* _EXERCISE INSTRUCTIONS_
Write out all entries word for word.

* _EXTRACTED RECORDS_
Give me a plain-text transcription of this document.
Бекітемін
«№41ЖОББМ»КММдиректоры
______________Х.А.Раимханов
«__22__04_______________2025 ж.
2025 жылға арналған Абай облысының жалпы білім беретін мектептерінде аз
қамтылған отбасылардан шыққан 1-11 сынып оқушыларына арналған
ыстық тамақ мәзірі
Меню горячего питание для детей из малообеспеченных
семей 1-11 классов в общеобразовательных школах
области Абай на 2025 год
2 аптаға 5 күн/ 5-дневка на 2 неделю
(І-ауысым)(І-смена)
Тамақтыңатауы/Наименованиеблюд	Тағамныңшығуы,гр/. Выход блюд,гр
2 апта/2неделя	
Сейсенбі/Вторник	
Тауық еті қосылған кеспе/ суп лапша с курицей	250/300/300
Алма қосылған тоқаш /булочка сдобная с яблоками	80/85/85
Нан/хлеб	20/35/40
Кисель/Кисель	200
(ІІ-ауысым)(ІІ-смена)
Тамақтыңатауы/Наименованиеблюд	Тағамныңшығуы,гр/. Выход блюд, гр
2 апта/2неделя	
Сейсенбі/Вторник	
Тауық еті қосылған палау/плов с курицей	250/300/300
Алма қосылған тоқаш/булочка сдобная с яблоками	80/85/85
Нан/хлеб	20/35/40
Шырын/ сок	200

* _OUTPUT_
Give me a plain-text transcription of this document.
Бекітемін
«№41ЖОББМ»КММдиректоры
______________Х.А.Раимханов
«__22__04_______________2025 ж.
2025 жылға арналған Абай облысының жалпы білім беретін мектептерінде аз
қамтылған отбасылардан шыққан 1-11 сынып оқушыларына арналған
ыстық тамақ мәзірі
Меню горячего питание для детей из малообеспеченных
семей 1-11 классов в общеобразовательных школах
области Абай на 2025 год
2 аптаға 5 күн/ 5-дневка на 2 неделю
(І-ауысым)(І-смена)
Тамақтыңатауы/Наименованиеблюд	Тағамныңшығуы,гр/. Выход блюд,гр
2 апта/2неделя	
Сейсенбі/Вторник	
Тауық еті қосылған кеспе/ суп лапша с курицей	250/300/300
Алма қосылған тоқаш /булочка сдобная с яблоками	80/85/85
Нан/хлеб	20/35/40
Кисель/Кисель	200
(ІІ-ауысым)(ІІ-смена)
Тамақтыңатауы/Наименованиеблюд	Тағамныңшығуы,гр/. Выход блюд, гр
2 апта/2неделя	
Сейсенбі/Вторник	
Тауық еті қосылған палау/плов с курицей	250/300/300
Алма қосылған тоқаш/булочка сдобная с яблоками	80/85/85
Нан/хлеб	20/35/40
Шырын/ сок	200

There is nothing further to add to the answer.